**PROBLEM TO SOLVE**
Write out all of the data exactly as it appears.

**SUPPLIED MATERIAL**
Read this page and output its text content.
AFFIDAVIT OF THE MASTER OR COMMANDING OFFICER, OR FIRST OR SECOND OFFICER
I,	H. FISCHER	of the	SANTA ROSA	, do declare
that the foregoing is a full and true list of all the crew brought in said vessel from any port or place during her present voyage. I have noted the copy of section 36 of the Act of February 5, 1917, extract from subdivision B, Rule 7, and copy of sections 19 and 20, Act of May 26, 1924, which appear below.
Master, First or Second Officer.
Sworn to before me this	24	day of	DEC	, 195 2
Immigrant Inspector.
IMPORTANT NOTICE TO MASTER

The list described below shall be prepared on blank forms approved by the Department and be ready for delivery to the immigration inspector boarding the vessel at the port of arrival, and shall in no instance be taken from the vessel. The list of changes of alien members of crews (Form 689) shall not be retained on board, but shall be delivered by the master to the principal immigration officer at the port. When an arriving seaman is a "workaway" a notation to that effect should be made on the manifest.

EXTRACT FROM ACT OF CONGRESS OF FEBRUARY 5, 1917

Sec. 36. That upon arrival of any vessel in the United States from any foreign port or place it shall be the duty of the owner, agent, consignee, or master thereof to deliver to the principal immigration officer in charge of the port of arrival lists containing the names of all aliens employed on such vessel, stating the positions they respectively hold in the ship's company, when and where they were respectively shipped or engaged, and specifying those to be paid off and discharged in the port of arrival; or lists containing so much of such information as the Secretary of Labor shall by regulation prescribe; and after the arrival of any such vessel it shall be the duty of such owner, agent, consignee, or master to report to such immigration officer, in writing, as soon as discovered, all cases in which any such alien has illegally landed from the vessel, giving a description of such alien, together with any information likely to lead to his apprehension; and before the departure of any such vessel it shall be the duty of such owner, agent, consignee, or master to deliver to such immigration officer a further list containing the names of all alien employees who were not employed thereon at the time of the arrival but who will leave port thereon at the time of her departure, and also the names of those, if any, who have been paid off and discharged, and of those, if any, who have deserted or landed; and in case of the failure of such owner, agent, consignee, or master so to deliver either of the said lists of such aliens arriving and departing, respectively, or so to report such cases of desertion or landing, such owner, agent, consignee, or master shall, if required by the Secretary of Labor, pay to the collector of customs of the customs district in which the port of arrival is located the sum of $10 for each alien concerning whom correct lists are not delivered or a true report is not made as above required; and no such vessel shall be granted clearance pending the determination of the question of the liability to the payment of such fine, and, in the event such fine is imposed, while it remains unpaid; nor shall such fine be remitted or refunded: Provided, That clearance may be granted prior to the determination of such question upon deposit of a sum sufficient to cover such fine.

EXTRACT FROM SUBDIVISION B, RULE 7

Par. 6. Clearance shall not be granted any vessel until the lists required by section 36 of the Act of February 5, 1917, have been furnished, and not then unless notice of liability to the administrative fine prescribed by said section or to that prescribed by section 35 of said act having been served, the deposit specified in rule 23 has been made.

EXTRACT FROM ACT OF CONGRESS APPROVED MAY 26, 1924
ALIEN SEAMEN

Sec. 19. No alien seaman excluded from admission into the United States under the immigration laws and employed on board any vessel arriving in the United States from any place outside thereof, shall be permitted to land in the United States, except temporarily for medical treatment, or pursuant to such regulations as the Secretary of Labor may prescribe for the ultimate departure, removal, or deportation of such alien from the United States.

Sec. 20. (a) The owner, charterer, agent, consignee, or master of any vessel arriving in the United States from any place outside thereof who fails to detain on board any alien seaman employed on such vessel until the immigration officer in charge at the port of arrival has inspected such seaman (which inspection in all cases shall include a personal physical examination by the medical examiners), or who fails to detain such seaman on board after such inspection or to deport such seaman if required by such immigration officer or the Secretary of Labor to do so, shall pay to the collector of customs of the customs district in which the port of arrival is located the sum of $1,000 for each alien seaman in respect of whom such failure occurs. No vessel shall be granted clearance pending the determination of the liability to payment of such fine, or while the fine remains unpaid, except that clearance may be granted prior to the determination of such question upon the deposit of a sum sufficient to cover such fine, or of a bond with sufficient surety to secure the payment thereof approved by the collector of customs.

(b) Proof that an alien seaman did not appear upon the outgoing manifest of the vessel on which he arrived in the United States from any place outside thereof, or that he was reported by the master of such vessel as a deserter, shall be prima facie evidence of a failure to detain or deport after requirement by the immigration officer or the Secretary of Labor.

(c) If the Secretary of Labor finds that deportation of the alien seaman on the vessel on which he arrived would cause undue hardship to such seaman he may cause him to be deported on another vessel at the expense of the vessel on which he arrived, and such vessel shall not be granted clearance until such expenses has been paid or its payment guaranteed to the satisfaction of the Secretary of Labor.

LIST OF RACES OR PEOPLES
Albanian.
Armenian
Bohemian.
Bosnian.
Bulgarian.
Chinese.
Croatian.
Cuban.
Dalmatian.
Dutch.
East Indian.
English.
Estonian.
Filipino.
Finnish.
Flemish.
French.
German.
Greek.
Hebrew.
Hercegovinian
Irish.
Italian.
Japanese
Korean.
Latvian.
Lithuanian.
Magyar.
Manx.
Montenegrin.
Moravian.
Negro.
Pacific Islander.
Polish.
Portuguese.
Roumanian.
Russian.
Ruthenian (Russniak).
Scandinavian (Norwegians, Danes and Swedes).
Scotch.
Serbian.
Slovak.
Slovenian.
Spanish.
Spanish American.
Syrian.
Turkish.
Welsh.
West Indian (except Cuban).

**WRITTEN ANSWER**
Read this page and output its text content.
AFFIDAVIT OF THE MASTER OR COMMANDING OFFICER, OR FIRST OR SECOND OFFICER
I,	H. FISCHER	of the	SANTA ROSA	, do declare
that the foregoing is a full and true list of all the crew brought in said vessel from any port or place during her present voyage. I have noted the copy of section 36 of the Act of February 5, 1917, extract from subdivision B, Rule 7, and copy of sections 19 and 20, Act of May 26, 1924, which appear below.
Master, First or Second Officer.
Sworn to before me this	24	day of	DEC	, 195 2
Immigrant Inspector.
IMPORTANT NOTICE TO MASTER

The list described below shall be prepared on blank forms approved by the Department and be ready for delivery to the immigration inspector boarding the vessel at the port of arrival, and shall in no instance be taken from the vessel. The list of changes of alien members of crews (Form 689) shall not be retained on board, but shall be delivered by the master to the principal immigration officer at the port. When an arriving seaman is a "workaway" a notation to that effect should be made on the manifest.

EXTRACT FROM ACT OF CONGRESS OF FEBRUARY 5, 1917

Sec. 36. That upon arrival of any vessel in the United States from any foreign port or place it shall be the duty of the owner, agent, consignee, or master thereof to deliver to the principal immigration officer in charge of the port of arrival lists containing the names of all aliens employed on such vessel, stating the positions they respectively hold in the ship's company, when and where they were respectively shipped or engaged, and specifying those to be paid off and discharged in the port of arrival; or lists containing so much of such information as the Secretary of Labor shall by regulation prescribe; and after the arrival of any such vessel it shall be the duty of such owner, agent, consignee, or master to report to such immigration officer, in writing, as soon as discovered, all cases in which any such alien has illegally landed from the vessel, giving a description of such alien, together with any information likely to lead to his apprehension; and before the departure of any such vessel it shall be the duty of such owner, agent, consignee, or master to deliver to such immigration officer a further list containing the names of all alien employees who were not employed thereon at the time of the arrival but who will leave port thereon at the time of her departure, and also the names of those, if any, who have been paid off and discharged, and of those, if any, who have deserted or landed; and in case of the failure of such owner, agent, consignee, or master so to deliver either of the said lists of such aliens arriving and departing, respectively, or so to report such cases of desertion or landing, such owner, agent, consignee, or master shall, if required by the Secretary of Labor, pay to the collector of customs of the customs district in which the port of arrival is located the sum of $10 for each alien concerning whom correct lists are not delivered or a true report is not made as above required; and no such vessel shall be granted clearance pending the determination of the question of the liability to the payment of such fine, and, in the event such fine is imposed, while it remains unpaid; nor shall such fine be remitted or refunded: Provided, That clearance may be granted prior to the determination of such question upon deposit of a sum sufficient to cover such fine.

EXTRACT FROM SUBDIVISION B, RULE 7

Par. 6. Clearance shall not be granted any vessel until the lists required by section 36 of the Act of February 5, 1917, have been furnished, and not then unless notice of liability to the administrative fine prescribed by said section or to that prescribed by section 35 of said act having been served, the deposit specified in rule 23 has been made.

EXTRACT FROM ACT OF CONGRESS APPROVED MAY 26, 1924
ALIEN SEAMEN

Sec. 19. No alien seaman excluded from admission into the United States under the immigration laws and employed on board any vessel arriving in the United States from any place outside thereof, shall be permitted to land in the United States, except temporarily for medical treatment, or pursuant to such regulations as the Secretary of Labor may prescribe for the ultimate departure, removal, or deportation of such alien from the United States.

Sec. 20. (a) The owner, charterer, agent, consignee, or master of any vessel arriving in the United States from any place outside thereof who fails to detain on board any alien seaman employed on such vessel until the immigration officer in charge at the port of arrival has inspected such seaman (which inspection in all cases shall include a personal physical examination by the medical examiners), or who fails to detain such seaman on board after such inspection or to deport such seaman if required by such immigration officer or the Secretary of Labor to do so, shall pay to the collector of customs of the customs district in which the port of arrival is located the sum of $1,000 for each alien seaman in respect of whom such failure occurs. No vessel shall be granted clearance pending the determination of the liability to payment of such fine, or while the fine remains unpaid, except that clearance may be granted prior to the determination of such question upon the deposit of a sum sufficient to cover such fine, or of a bond with sufficient surety to secure the payment thereof approved by the collector of customs.

(b) Proof that an alien seaman did not appear upon the outgoing manifest of the vessel on which he arrived in the United States from any place outside thereof, or that he was reported by the master of such vessel as a deserter, shall be prima facie evidence of a failure to detain or deport after requirement by the immigration officer or the Secretary of Labor.

(c) If the Secretary of Labor finds that deportation of the alien seaman on the vessel on which he arrived would cause undue hardship to such seaman he may cause him to be deported on another vessel at the expense of the vessel on which he arrived, and such vessel shall not be granted clearance until such expenses has been paid or its payment guaranteed to the satisfaction of the Secretary of Labor.

LIST OF RACES OR PEOPLES
Albanian.
Armenian
Bohemian.
Bosnian.
Bulgarian.
Chinese.
Croatian.
Cuban.
Dalmatian.
Dutch.
East Indian.
English.
Estonian.
Filipino.
Finnish.
Flemish.
French.
German.
Greek.
Hebrew.
Hercegovinian
Irish.
Italian.
Japanese
Korean.
Latvian.
Lithuanian.
Magyar.
Manx.
Montenegrin.
Moravian.
Negro.
Pacific Islander.
Polish.
Portuguese.
Roumanian.
Russian.
Ruthenian (Russniak).
Scandinavian (Norwegians, Danes and Swedes).
Scotch.
Serbian.
Slovak.
Slovenian.
Spanish.
Spanish American.
Syrian.
Turkish.
Welsh.
West Indian (except Cuban).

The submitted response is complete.